INSTRUCTION:
Quote the data below in full, minus the images.

SUPPLIED MATERIAL:

----------------

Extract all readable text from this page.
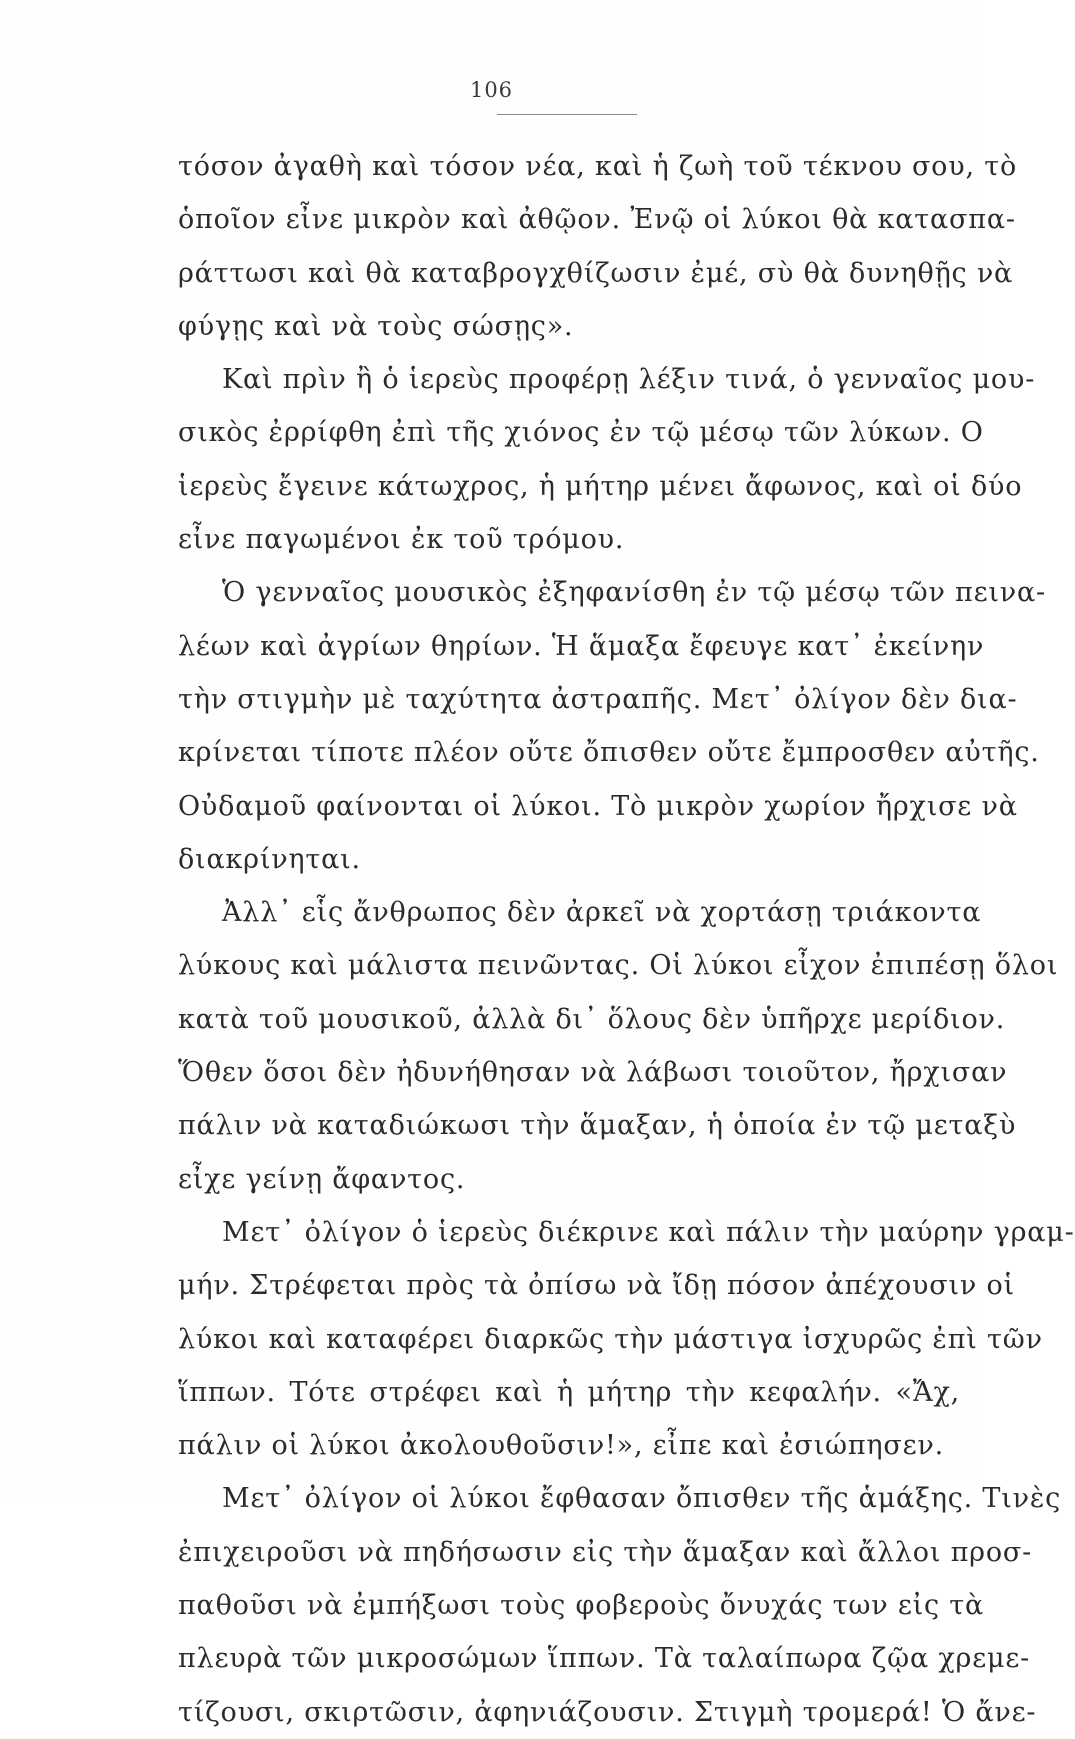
106
τόσον ἀγαθὴ καὶ τόσον νέα, καὶ ἡ ζωὴ τοῦ τέκνου σου, τὸ
ὁποῖον εἶνε μικρὸν καὶ ἀθῷον. Ἐνῷ οἱ λύκοι θὰ κατασπα-
ράττωσι καὶ θὰ καταβρογχθίζωσιν ἐμέ, σὺ θὰ δυνηθῇς νὰ
φύγῃς καὶ νὰ τοὺς σώσῃς».
Καὶ πρὶν ἢ ὁ ἱερεὺς προφέρῃ λέξιν τινά, ὁ γενναῖος μου-
σικὸς ἐρρίφθη ἐπὶ τῆς χιόνος ἐν τῷ μέσῳ τῶν λύκων. Ο
ἱερεὺς ἔγεινε κάτωχρος, ἡ μήτηρ μένει ἄφωνος, καὶ οἱ δύο
εἶνε παγωμένοι ἐκ τοῦ τρόμου.
Ὁ γενναῖος μουσικὸς ἐξηφανίσθη ἐν τῷ μέσῳ τῶν πεινα-
λέων καὶ ἀγρίων θηρίων. Ἡ ἅμαξα ἔφευγε κατ᾽ ἐκείνην
τὴν στιγμὴν μὲ ταχύτητα ἀστραπῆς. Μετ᾽ ὀλίγον δὲν δια-
κρίνεται τίποτε πλέον οὔτε ὄπισθεν οὔτε ἔμπροσθεν αὐτῆς.
Οὐδαμοῦ φαίνονται οἱ λύκοι. Τὸ μικρὸν χωρίον ἤρχισε νὰ
διακρίνηται.
Ἀλλ᾽ εἷς ἄνθρωπος δὲν ἀρκεῖ νὰ χορτάσῃ τριάκοντα
λύκους καὶ μάλιστα πεινῶντας. Οἱ λύκοι εἶχον ἐπιπέσῃ ὅλοι
κατὰ τοῦ μουσικοῦ, ἀλλὰ δι᾽ ὅλους δὲν ὑπῆρχε μερίδιον.
Ὅθεν ὅσοι δὲν ἠδυνήθησαν νὰ λάβωσι τοιοῦτον, ἤρχισαν
πάλιν νὰ καταδιώκωσι τὴν ἅμαξαν, ἡ ὁποία ἐν τῷ μεταξὺ
εἶχε γείνῃ ἄφαντος.
Μετ᾽ ὀλίγον ὁ ἱερεὺς διέκρινε καὶ πάλιν τὴν μαύρην γραμ-
μήν. Στρέφεται πρὸς τὰ ὀπίσω νὰ ἴδῃ πόσον ἀπέχουσιν οἱ
λύκοι καὶ καταφέρει διαρκῶς τὴν μάστιγα ἰσχυρῶς ἐπὶ τῶν
ἵππων. Τότε στρέφει καὶ ἡ μήτηρ τὴν κεφαλήν. «Ἄχ,
πάλιν οἱ λύκοι ἀκολουθοῦσιν!», εἶπε καὶ ἐσιώπησεν.
Μετ᾽ ὀλίγον οἱ λύκοι ἔφθασαν ὄπισθεν τῆς ἁμάξης. Τινὲς
ἐπιχειροῦσι νὰ πηδήσωσιν εἰς τὴν ἅμαξαν καὶ ἄλλοι προσ-
παθοῦσι νὰ ἐμπήξωσι τοὺς φοβεροὺς ὄνυχάς των εἰς τὰ
πλευρὰ τῶν μικροσώμων ἵππων. Τὰ ταλαίπωρα ζῷα χρεμε-
τίζουσι, σκιρτῶσιν, ἀφηνιάζουσιν. Στιγμὴ τρομερά! Ὁ ἄνε-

----------------

SOLUTION TO THIS PROBLEM:
Extract all readable text from this page.
106
τόσον ἀγαθὴ καὶ τόσον νέα, καὶ ἡ ζωὴ τοῦ τέκνου σου, τὸ
ὁποῖον εἶνε μικρὸν καὶ ἀθῷον. Ἐνῷ οἱ λύκοι θὰ κατασπα-
ράττωσι καὶ θὰ καταβρογχθίζωσιν ἐμέ, σὺ θὰ δυνηθῇς νὰ
φύγῃς καὶ νὰ τοὺς σώσῃς».
Καὶ πρὶν ἢ ὁ ἱερεὺς προφέρῃ λέξιν τινά, ὁ γενναῖος μου-
σικὸς ἐρρίφθη ἐπὶ τῆς χιόνος ἐν τῷ μέσῳ τῶν λύκων. Ο
ἱερεὺς ἔγεινε κάτωχρος, ἡ μήτηρ μένει ἄφωνος, καὶ οἱ δύο
εἶνε παγωμένοι ἐκ τοῦ τρόμου.
Ὁ γενναῖος μουσικὸς ἐξηφανίσθη ἐν τῷ μέσῳ τῶν πεινα-
λέων καὶ ἀγρίων θηρίων. Ἡ ἅμαξα ἔφευγε κατ᾽ ἐκείνην
τὴν στιγμὴν μὲ ταχύτητα ἀστραπῆς. Μετ᾽ ὀλίγον δὲν δια-
κρίνεται τίποτε πλέον οὔτε ὄπισθεν οὔτε ἔμπροσθεν αὐτῆς.
Οὐδαμοῦ φαίνονται οἱ λύκοι. Τὸ μικρὸν χωρίον ἤρχισε νὰ
διακρίνηται.
Ἀλλ᾽ εἷς ἄνθρωπος δὲν ἀρκεῖ νὰ χορτάσῃ τριάκοντα
λύκους καὶ μάλιστα πεινῶντας. Οἱ λύκοι εἶχον ἐπιπέσῃ ὅλοι
κατὰ τοῦ μουσικοῦ, ἀλλὰ δι᾽ ὅλους δὲν ὑπῆρχε μερίδιον.
Ὅθεν ὅσοι δὲν ἠδυνήθησαν νὰ λάβωσι τοιοῦτον, ἤρχισαν
πάλιν νὰ καταδιώκωσι τὴν ἅμαξαν, ἡ ὁποία ἐν τῷ μεταξὺ
εἶχε γείνῃ ἄφαντος.
Μετ᾽ ὀλίγον ὁ ἱερεὺς διέκρινε καὶ πάλιν τὴν μαύρην γραμ-
μήν. Στρέφεται πρὸς τὰ ὀπίσω νὰ ἴδῃ πόσον ἀπέχουσιν οἱ
λύκοι καὶ καταφέρει διαρκῶς τὴν μάστιγα ἰσχυρῶς ἐπὶ τῶν
ἵππων. Τότε στρέφει καὶ ἡ μήτηρ τὴν κεφαλήν. «Ἄχ,
πάλιν οἱ λύκοι ἀκολουθοῦσιν!», εἶπε καὶ ἐσιώπησεν.
Μετ᾽ ὀλίγον οἱ λύκοι ἔφθασαν ὄπισθεν τῆς ἁμάξης. Τινὲς
ἐπιχειροῦσι νὰ πηδήσωσιν εἰς τὴν ἅμαξαν καὶ ἄλλοι προσ-
παθοῦσι νὰ ἐμπήξωσι τοὺς φοβεροὺς ὄνυχάς των εἰς τὰ
πλευρὰ τῶν μικροσώμων ἵππων. Τὰ ταλαίπωρα ζῷα χρεμε-
τίζουσι, σκιρτῶσιν, ἀφηνιάζουσιν. Στιγμὴ τρομερά! Ὁ ἄνε-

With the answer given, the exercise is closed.